ROWS:
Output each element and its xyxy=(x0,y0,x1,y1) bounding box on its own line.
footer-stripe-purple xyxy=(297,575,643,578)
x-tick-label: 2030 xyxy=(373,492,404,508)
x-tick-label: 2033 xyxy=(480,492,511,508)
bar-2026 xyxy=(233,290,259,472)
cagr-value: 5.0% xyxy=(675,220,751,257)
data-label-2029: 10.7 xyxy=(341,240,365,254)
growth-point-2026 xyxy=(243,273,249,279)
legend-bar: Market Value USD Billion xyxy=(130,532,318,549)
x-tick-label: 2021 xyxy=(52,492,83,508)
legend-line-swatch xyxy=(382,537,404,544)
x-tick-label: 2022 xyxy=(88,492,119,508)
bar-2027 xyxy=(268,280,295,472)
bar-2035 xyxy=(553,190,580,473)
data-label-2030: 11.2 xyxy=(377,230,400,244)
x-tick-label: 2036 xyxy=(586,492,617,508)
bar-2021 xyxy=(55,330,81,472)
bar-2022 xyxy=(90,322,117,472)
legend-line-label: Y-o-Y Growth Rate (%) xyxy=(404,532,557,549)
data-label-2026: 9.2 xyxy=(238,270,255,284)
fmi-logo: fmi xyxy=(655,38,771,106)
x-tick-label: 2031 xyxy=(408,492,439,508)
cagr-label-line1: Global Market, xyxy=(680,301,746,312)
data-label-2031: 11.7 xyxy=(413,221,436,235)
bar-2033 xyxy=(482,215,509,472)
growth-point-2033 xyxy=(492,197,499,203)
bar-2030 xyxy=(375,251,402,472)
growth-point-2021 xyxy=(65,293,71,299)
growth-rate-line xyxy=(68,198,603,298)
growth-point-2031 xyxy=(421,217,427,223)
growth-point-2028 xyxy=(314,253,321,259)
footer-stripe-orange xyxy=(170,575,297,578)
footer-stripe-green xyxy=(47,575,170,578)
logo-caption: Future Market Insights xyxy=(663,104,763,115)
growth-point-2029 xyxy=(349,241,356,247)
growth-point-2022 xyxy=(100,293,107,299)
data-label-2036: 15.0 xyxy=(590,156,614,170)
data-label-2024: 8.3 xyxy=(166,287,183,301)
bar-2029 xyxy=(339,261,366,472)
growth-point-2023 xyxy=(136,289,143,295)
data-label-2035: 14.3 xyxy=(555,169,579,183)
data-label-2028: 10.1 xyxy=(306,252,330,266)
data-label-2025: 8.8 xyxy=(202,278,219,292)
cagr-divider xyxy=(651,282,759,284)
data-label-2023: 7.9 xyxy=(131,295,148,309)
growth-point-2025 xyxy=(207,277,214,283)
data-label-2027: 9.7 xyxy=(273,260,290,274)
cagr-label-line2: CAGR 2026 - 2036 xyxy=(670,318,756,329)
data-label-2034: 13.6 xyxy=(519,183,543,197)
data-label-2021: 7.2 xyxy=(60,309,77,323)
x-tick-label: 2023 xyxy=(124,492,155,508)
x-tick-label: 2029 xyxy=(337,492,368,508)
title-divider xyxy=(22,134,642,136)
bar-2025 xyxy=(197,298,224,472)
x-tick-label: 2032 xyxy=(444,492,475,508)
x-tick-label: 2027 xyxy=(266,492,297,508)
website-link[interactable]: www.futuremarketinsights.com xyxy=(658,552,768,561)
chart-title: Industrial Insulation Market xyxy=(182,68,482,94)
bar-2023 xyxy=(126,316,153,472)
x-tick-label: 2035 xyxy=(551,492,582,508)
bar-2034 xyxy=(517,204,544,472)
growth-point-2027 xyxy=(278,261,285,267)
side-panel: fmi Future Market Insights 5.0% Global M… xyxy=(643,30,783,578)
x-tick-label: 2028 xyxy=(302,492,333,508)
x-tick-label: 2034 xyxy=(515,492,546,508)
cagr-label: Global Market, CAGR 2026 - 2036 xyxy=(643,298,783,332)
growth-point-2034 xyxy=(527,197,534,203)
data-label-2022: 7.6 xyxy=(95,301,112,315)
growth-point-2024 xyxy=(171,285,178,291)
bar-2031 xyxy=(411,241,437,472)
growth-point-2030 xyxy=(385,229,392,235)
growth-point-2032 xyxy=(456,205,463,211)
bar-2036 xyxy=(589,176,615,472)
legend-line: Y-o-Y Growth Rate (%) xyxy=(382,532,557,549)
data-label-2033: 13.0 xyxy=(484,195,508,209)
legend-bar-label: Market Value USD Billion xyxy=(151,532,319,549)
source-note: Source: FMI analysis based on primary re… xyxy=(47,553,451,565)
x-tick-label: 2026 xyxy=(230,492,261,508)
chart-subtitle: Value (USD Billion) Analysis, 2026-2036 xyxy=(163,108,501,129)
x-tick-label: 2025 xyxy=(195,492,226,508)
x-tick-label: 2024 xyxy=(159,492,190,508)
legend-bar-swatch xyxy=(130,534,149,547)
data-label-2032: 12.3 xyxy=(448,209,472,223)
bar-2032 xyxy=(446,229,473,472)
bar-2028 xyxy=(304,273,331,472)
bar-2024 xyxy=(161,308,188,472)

PROBLEM TO WORK ON: Copy the records above line for line, without changing anything.

PROBLEM SOLUTION:
Output each element and its xyxy=(x0,y0,x1,y1) bounding box on its own line.
footer-stripe-purple xyxy=(297,575,643,578)
x-tick-label: 2030 xyxy=(373,492,404,508)
x-tick-label: 2033 xyxy=(480,492,511,508)
bar-2026 xyxy=(233,290,259,472)
cagr-value: 5.0% xyxy=(675,220,751,257)
data-label-2029: 10.7 xyxy=(341,240,365,254)
growth-point-2026 xyxy=(243,273,249,279)
legend-bar: Market Value USD Billion xyxy=(130,532,318,549)
x-tick-label: 2021 xyxy=(52,492,83,508)
legend-line-swatch xyxy=(382,537,404,544)
x-tick-label: 2022 xyxy=(88,492,119,508)
bar-2027 xyxy=(268,280,295,472)
bar-2035 xyxy=(553,190,580,473)
data-label-2030: 11.2 xyxy=(377,230,400,244)
x-tick-label: 2036 xyxy=(586,492,617,508)
bar-2021 xyxy=(55,330,81,472)
bar-2022 xyxy=(90,322,117,472)
legend-line-label: Y-o-Y Growth Rate (%) xyxy=(404,532,557,549)
data-label-2026: 9.2 xyxy=(238,270,255,284)
fmi-logo: fmi xyxy=(655,38,771,106)
x-tick-label: 2031 xyxy=(408,492,439,508)
cagr-label-line1: Global Market, xyxy=(680,301,746,312)
data-label-2031: 11.7 xyxy=(413,221,436,235)
bar-2033 xyxy=(482,215,509,472)
growth-point-2033 xyxy=(492,197,499,203)
bar-2030 xyxy=(375,251,402,472)
growth-point-2021 xyxy=(65,293,71,299)
growth-rate-line xyxy=(68,198,603,298)
growth-point-2031 xyxy=(421,217,427,223)
growth-point-2028 xyxy=(314,253,321,259)
footer-stripe-orange xyxy=(170,575,297,578)
footer-stripe-green xyxy=(47,575,170,578)
logo-caption: Future Market Insights xyxy=(663,104,763,115)
growth-point-2029 xyxy=(349,241,356,247)
growth-point-2022 xyxy=(100,293,107,299)
data-label-2036: 15.0 xyxy=(590,156,614,170)
data-label-2024: 8.3 xyxy=(166,287,183,301)
bar-2029 xyxy=(339,261,366,472)
growth-point-2023 xyxy=(136,289,143,295)
data-label-2035: 14.3 xyxy=(555,169,579,183)
data-label-2028: 10.1 xyxy=(306,252,330,266)
data-label-2025: 8.8 xyxy=(202,278,219,292)
cagr-divider xyxy=(651,282,759,284)
data-label-2023: 7.9 xyxy=(131,295,148,309)
growth-point-2025 xyxy=(207,277,214,283)
data-label-2027: 9.7 xyxy=(273,260,290,274)
cagr-label-line2: CAGR 2026 - 2036 xyxy=(670,318,756,329)
data-label-2034: 13.6 xyxy=(519,183,543,197)
data-label-2021: 7.2 xyxy=(60,309,77,323)
x-tick-label: 2023 xyxy=(124,492,155,508)
x-tick-label: 2029 xyxy=(337,492,368,508)
title-divider xyxy=(22,134,642,136)
bar-2025 xyxy=(197,298,224,472)
x-tick-label: 2032 xyxy=(444,492,475,508)
x-tick-label: 2027 xyxy=(266,492,297,508)
website-link[interactable]: www.futuremarketinsights.com xyxy=(658,552,768,561)
chart-title: Industrial Insulation Market xyxy=(182,68,482,94)
bar-2023 xyxy=(126,316,153,472)
x-tick-label: 2035 xyxy=(551,492,582,508)
bar-2034 xyxy=(517,204,544,472)
growth-point-2027 xyxy=(278,261,285,267)
side-panel: fmi Future Market Insights 5.0% Global M… xyxy=(643,30,783,578)
x-tick-label: 2028 xyxy=(302,492,333,508)
x-tick-label: 2034 xyxy=(515,492,546,508)
cagr-label: Global Market, CAGR 2026 - 2036 xyxy=(643,298,783,332)
growth-point-2034 xyxy=(527,197,534,203)
data-label-2022: 7.6 xyxy=(95,301,112,315)
growth-point-2024 xyxy=(171,285,178,291)
bar-2031 xyxy=(411,241,437,472)
growth-point-2030 xyxy=(385,229,392,235)
growth-point-2032 xyxy=(456,205,463,211)
bar-2036 xyxy=(589,176,615,472)
legend-line: Y-o-Y Growth Rate (%) xyxy=(382,532,557,549)
data-label-2033: 13.0 xyxy=(484,195,508,209)
legend-bar-label: Market Value USD Billion xyxy=(151,532,319,549)
source-note: Source: FMI analysis based on primary re… xyxy=(47,553,451,565)
x-tick-label: 2026 xyxy=(230,492,261,508)
chart-subtitle: Value (USD Billion) Analysis, 2026-2036 xyxy=(163,108,501,129)
x-tick-label: 2025 xyxy=(195,492,226,508)
x-tick-label: 2024 xyxy=(159,492,190,508)
legend-bar-swatch xyxy=(130,534,149,547)
data-label-2032: 12.3 xyxy=(448,209,472,223)
bar-2032 xyxy=(446,229,473,472)
bar-2028 xyxy=(304,273,331,472)
bar-2024 xyxy=(161,308,188,472)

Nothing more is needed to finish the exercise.